* [Given request]: Copy out each line of the material in which the word "para" appears.

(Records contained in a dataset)
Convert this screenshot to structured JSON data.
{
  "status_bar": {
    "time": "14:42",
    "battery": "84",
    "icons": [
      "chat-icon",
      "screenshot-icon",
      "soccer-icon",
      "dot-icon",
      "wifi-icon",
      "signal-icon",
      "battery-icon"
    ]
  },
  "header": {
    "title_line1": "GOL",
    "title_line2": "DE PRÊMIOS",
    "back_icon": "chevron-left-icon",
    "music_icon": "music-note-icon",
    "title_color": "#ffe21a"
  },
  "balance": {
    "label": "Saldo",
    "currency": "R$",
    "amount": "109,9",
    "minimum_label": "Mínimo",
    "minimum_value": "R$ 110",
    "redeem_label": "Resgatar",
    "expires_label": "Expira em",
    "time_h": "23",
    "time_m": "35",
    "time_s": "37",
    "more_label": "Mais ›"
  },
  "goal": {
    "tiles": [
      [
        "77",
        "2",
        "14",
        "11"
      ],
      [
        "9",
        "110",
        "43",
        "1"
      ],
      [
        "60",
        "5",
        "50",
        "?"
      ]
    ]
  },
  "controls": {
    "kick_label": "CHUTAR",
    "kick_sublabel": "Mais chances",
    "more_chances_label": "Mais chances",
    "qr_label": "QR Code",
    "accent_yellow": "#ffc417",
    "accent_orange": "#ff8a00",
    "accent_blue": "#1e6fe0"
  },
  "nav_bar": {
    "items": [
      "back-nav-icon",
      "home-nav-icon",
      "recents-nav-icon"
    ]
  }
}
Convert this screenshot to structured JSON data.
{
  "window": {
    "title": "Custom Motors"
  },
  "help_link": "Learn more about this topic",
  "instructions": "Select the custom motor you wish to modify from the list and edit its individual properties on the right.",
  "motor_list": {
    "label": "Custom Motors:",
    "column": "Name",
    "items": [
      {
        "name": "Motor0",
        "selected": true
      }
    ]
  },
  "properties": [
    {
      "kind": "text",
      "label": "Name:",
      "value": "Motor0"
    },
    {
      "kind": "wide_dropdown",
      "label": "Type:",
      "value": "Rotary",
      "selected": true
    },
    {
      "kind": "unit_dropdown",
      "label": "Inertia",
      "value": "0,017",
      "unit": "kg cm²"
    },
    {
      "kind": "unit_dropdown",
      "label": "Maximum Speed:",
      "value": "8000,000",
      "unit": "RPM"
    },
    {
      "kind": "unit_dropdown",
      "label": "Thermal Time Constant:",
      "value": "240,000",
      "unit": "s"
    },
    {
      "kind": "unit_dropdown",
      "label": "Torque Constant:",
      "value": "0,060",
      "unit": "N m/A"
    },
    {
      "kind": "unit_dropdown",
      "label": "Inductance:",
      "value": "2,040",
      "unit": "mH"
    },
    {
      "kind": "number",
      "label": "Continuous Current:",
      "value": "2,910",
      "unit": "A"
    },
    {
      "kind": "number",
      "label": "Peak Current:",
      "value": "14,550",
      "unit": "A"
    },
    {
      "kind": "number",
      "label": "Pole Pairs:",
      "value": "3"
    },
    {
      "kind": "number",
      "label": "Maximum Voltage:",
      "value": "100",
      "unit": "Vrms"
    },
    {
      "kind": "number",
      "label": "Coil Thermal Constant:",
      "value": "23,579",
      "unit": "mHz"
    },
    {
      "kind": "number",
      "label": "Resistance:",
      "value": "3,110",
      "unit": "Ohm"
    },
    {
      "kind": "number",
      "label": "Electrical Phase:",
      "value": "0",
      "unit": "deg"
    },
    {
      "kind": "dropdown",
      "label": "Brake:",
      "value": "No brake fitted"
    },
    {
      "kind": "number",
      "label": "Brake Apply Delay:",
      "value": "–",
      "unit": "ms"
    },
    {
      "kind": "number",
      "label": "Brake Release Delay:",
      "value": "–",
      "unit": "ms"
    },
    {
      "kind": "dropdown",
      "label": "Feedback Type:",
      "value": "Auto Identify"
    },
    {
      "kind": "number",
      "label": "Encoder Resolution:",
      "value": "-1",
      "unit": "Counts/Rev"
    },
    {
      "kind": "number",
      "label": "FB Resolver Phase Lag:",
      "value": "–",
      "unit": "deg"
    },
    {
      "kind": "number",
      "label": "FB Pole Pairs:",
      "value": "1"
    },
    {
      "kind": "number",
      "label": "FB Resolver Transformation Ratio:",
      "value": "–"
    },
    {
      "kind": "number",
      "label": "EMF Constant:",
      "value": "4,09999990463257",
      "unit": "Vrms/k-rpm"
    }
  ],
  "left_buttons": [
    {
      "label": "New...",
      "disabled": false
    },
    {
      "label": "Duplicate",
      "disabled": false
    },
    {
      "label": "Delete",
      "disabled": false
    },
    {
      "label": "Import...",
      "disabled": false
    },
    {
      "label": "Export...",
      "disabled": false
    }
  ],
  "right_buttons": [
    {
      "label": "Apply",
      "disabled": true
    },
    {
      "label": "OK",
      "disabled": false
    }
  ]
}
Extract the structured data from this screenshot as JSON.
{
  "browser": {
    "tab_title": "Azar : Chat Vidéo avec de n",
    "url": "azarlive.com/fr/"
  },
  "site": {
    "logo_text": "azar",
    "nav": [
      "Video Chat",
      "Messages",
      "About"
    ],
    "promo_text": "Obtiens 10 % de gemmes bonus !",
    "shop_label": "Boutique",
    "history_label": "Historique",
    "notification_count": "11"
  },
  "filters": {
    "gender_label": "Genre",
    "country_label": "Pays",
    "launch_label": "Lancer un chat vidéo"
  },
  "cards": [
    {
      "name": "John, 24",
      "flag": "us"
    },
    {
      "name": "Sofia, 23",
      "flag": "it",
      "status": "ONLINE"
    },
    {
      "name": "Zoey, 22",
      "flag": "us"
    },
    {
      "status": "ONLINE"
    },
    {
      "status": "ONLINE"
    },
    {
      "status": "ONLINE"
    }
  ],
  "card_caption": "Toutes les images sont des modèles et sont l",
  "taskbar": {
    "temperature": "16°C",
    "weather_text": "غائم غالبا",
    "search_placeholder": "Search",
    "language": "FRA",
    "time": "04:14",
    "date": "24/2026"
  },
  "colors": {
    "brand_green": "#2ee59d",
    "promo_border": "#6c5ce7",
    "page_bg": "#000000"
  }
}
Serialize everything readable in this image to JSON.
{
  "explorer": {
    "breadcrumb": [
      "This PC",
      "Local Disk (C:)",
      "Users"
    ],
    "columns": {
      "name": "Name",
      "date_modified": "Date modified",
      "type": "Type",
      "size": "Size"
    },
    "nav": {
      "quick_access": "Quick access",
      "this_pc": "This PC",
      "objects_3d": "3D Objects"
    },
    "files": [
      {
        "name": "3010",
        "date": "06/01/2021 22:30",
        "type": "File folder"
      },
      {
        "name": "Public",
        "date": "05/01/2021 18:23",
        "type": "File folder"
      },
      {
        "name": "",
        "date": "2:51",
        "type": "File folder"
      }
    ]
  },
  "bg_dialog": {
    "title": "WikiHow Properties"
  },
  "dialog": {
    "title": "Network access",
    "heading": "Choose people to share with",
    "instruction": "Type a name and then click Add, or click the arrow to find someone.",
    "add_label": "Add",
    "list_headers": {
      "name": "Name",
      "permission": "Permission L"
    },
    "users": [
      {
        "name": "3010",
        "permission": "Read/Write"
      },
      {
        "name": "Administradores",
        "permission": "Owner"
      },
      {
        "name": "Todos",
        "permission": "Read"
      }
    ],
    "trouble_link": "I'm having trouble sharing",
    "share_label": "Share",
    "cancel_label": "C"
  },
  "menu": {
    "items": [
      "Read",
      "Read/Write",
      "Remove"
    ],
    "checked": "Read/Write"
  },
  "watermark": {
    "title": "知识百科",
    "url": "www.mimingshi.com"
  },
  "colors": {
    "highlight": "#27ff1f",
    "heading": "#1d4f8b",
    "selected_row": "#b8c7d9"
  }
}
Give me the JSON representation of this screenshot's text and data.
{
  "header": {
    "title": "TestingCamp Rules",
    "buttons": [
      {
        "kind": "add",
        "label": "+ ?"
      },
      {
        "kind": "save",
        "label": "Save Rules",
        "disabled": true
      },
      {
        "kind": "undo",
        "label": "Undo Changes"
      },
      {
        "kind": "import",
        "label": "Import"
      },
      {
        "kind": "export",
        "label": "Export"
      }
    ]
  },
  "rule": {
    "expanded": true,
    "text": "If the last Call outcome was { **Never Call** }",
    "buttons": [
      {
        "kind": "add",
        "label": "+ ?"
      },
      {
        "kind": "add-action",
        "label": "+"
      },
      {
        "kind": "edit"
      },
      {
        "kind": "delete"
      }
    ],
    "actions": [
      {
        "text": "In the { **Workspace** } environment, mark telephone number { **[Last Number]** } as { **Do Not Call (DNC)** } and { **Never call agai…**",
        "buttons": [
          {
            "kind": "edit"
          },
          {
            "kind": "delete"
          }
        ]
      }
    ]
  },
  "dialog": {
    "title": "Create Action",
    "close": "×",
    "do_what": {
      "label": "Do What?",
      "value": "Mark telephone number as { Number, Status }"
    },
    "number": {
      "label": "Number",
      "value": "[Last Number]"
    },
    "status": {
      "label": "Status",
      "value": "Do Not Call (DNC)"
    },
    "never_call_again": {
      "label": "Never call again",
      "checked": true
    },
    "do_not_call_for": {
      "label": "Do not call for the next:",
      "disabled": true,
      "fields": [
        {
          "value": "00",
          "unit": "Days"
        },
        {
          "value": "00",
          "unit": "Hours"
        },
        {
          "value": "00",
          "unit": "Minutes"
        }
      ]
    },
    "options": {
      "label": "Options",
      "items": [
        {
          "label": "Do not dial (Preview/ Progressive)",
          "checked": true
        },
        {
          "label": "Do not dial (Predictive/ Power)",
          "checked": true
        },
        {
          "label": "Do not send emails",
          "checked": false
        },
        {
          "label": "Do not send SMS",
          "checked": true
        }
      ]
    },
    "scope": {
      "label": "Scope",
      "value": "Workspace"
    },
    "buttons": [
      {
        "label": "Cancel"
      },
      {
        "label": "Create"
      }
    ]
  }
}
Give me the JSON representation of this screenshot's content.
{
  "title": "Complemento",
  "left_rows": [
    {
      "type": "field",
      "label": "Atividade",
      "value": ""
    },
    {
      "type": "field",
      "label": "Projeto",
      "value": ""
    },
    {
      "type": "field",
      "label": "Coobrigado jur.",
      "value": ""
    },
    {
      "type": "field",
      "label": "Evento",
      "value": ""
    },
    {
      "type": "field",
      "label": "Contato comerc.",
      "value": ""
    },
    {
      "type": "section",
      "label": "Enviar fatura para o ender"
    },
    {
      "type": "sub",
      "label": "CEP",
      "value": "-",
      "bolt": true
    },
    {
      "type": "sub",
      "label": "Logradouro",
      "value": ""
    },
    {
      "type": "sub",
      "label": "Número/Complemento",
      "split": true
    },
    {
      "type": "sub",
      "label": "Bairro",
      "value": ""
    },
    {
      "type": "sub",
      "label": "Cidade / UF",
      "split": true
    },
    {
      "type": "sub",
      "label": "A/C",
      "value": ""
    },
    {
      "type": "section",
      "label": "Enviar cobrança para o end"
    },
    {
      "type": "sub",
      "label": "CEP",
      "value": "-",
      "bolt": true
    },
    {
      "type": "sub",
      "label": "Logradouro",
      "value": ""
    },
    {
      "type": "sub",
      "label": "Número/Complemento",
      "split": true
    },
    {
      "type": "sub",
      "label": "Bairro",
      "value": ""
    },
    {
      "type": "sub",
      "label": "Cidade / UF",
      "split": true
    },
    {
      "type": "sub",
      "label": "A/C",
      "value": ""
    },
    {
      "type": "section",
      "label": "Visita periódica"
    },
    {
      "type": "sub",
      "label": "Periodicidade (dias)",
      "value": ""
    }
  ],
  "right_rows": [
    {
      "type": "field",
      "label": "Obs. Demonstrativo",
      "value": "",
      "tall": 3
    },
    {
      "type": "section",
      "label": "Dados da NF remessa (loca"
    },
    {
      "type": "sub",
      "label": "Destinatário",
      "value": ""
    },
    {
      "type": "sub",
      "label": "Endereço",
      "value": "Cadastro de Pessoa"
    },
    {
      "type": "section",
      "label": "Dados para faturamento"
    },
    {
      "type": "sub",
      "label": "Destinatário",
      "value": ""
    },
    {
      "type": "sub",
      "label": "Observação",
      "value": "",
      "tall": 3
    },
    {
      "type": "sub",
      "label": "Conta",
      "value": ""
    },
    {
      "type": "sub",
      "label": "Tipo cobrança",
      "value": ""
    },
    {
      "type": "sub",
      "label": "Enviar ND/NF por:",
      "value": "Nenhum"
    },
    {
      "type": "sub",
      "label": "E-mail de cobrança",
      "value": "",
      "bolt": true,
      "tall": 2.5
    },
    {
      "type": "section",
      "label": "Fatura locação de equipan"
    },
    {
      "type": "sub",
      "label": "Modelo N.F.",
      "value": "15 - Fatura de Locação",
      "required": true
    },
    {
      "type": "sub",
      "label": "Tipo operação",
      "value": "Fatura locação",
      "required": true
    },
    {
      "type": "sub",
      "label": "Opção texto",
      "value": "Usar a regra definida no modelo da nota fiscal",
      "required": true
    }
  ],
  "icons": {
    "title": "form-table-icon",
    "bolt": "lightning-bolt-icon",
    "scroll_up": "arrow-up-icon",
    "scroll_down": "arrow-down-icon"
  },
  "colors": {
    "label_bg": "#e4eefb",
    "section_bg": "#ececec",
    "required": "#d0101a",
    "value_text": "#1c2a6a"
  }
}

* [Right answer]:
      "label": "Enviar fatura para o ender"
      "label": "Enviar cobrança para o end"
      "label": "Dados para faturamento"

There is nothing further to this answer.